▶ [Exercise goal]:
Take every line from the material that has the word "Assignee" in it.

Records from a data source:
(begin)

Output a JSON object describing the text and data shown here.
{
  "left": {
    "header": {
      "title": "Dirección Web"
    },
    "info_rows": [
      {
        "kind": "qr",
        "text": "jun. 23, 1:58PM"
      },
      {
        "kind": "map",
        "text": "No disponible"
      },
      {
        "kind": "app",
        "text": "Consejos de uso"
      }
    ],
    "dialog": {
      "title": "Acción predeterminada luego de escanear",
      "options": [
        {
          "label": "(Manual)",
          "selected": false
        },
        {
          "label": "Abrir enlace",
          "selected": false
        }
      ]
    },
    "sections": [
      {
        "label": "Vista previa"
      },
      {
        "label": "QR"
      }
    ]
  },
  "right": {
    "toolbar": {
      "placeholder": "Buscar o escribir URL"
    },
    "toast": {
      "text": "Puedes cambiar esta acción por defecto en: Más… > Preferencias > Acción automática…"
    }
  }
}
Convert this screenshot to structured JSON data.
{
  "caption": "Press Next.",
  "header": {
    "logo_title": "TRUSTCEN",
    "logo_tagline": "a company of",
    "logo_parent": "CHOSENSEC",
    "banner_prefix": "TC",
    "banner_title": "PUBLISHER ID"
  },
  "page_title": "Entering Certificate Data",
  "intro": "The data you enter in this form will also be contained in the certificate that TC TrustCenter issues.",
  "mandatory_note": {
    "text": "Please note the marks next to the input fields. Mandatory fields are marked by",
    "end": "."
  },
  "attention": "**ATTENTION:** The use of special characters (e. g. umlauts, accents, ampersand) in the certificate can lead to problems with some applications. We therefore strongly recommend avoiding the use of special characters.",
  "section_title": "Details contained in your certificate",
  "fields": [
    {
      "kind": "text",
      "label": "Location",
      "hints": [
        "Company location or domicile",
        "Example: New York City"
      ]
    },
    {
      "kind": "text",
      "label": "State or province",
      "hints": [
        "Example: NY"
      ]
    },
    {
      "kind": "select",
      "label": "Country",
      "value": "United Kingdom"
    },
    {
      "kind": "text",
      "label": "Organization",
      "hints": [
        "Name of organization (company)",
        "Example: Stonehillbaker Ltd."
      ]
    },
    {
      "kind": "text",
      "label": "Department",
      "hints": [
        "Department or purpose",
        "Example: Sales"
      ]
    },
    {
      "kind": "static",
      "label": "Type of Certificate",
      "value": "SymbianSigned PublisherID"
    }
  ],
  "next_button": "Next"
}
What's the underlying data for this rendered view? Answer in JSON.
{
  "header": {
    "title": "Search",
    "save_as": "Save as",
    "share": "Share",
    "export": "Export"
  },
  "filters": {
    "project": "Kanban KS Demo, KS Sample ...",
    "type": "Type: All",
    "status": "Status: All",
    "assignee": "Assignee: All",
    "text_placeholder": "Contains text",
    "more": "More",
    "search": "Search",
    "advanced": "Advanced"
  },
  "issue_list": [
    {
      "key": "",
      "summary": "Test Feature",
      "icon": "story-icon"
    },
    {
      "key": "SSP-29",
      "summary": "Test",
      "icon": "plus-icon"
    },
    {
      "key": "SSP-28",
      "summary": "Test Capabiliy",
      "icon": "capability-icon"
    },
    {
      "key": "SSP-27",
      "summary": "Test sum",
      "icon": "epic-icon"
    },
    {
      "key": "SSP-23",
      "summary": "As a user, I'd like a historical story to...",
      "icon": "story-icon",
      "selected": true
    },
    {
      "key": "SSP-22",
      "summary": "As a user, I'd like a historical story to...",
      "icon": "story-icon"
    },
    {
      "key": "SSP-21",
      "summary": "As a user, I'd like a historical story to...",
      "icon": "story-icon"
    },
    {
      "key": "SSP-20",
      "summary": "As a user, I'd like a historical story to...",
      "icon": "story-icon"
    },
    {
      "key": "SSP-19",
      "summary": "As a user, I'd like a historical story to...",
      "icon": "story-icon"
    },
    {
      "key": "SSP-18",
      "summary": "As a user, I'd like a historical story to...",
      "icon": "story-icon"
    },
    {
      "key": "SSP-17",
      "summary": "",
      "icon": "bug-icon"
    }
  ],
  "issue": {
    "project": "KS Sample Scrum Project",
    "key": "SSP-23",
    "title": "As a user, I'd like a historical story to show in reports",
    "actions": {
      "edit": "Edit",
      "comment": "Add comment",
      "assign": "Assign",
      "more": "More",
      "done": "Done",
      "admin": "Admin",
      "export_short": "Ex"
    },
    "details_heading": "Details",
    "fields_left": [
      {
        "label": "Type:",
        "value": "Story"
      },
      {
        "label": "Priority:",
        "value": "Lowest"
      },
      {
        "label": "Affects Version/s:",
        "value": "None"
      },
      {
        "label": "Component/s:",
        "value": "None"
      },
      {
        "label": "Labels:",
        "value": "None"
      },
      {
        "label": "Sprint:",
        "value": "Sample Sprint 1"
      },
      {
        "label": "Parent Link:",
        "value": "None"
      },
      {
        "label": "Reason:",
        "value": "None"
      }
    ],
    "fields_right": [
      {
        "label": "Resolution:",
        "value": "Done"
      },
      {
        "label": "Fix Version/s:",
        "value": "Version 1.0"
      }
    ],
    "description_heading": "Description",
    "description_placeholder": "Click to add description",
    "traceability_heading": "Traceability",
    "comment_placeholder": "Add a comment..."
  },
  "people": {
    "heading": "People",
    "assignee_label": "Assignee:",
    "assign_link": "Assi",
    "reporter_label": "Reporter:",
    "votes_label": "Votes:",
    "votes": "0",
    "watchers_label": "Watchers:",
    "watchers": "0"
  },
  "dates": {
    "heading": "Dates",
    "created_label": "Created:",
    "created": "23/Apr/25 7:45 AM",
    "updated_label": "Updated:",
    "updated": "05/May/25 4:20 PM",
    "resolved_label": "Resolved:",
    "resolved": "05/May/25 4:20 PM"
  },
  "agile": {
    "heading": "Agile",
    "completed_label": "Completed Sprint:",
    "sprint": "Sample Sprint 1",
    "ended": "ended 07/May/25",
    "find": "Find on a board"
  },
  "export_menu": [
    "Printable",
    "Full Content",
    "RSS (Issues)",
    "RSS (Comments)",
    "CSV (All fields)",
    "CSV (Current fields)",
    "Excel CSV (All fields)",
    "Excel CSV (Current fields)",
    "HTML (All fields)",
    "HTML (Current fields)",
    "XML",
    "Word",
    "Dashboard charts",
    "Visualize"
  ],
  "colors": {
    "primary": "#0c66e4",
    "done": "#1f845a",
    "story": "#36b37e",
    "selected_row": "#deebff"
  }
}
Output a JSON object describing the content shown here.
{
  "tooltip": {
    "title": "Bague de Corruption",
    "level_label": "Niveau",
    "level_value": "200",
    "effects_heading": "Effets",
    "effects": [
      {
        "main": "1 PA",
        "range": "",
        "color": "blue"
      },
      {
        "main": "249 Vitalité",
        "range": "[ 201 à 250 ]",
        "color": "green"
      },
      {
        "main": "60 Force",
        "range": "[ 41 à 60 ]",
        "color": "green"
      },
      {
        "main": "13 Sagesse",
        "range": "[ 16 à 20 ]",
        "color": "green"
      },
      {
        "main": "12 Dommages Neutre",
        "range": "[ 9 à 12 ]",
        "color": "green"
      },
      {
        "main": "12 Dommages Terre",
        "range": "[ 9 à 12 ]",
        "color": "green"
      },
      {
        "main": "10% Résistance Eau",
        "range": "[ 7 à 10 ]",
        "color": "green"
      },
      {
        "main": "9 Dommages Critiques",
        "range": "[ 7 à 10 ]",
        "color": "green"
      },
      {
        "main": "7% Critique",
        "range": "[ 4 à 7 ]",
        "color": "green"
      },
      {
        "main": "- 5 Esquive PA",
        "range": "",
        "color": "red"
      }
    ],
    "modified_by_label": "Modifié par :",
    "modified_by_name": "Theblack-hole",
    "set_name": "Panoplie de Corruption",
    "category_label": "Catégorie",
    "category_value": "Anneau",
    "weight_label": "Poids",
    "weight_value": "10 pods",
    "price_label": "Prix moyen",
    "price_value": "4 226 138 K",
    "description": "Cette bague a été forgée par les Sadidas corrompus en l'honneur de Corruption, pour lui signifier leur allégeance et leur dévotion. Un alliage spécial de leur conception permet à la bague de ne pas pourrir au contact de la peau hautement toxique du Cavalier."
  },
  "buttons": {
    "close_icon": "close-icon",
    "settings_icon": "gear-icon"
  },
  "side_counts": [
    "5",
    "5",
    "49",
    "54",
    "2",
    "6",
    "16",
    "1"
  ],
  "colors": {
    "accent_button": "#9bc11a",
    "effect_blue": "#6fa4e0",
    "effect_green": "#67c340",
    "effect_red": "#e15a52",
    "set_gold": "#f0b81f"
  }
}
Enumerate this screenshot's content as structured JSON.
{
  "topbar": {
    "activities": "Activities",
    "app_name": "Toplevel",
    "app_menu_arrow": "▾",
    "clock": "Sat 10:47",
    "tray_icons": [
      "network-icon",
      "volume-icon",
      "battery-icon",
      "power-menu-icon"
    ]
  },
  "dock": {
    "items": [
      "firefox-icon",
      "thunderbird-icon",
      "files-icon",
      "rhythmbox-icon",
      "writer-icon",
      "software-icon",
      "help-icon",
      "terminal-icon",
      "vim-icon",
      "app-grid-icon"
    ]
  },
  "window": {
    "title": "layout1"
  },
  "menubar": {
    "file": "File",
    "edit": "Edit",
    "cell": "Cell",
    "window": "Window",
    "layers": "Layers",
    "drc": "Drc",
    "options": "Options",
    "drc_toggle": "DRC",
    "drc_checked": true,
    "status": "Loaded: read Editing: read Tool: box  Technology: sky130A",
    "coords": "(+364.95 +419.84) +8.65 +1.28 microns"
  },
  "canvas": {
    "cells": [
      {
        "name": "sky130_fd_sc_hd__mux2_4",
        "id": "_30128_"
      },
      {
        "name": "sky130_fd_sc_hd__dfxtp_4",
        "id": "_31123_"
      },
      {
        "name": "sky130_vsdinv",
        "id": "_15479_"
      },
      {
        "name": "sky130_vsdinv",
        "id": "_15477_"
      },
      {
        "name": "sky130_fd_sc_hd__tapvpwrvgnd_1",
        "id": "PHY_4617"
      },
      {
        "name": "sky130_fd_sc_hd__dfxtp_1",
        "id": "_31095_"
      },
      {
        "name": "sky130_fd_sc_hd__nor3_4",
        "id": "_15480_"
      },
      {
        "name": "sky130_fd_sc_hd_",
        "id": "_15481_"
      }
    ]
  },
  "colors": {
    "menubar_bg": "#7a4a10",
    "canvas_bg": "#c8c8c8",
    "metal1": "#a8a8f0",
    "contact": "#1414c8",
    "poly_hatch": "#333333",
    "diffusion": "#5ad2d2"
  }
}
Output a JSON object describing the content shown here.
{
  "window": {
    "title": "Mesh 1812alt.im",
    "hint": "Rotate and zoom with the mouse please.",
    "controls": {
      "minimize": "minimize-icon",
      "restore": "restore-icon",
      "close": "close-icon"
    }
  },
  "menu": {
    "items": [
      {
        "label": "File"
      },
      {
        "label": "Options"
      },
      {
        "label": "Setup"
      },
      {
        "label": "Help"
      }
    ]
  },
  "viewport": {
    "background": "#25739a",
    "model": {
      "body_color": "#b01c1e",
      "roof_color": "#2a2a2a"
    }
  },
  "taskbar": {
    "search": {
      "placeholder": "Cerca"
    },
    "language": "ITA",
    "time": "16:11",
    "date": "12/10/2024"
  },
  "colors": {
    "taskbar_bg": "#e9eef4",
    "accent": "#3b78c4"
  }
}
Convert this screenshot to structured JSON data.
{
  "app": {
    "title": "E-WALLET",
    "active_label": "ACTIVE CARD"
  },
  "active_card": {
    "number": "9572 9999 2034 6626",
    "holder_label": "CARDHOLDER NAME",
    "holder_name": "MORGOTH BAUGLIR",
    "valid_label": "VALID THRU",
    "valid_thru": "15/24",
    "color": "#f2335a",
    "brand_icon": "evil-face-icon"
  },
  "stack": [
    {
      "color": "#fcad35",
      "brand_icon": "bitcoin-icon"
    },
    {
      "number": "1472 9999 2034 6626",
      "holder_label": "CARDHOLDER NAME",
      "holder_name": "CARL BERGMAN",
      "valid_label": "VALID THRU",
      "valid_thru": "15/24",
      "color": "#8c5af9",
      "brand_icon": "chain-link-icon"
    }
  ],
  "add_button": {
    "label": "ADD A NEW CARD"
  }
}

(end)

▶ [Output below]:
    "assignee": "Assignee: All",
    "assignee_label": "Assignee:",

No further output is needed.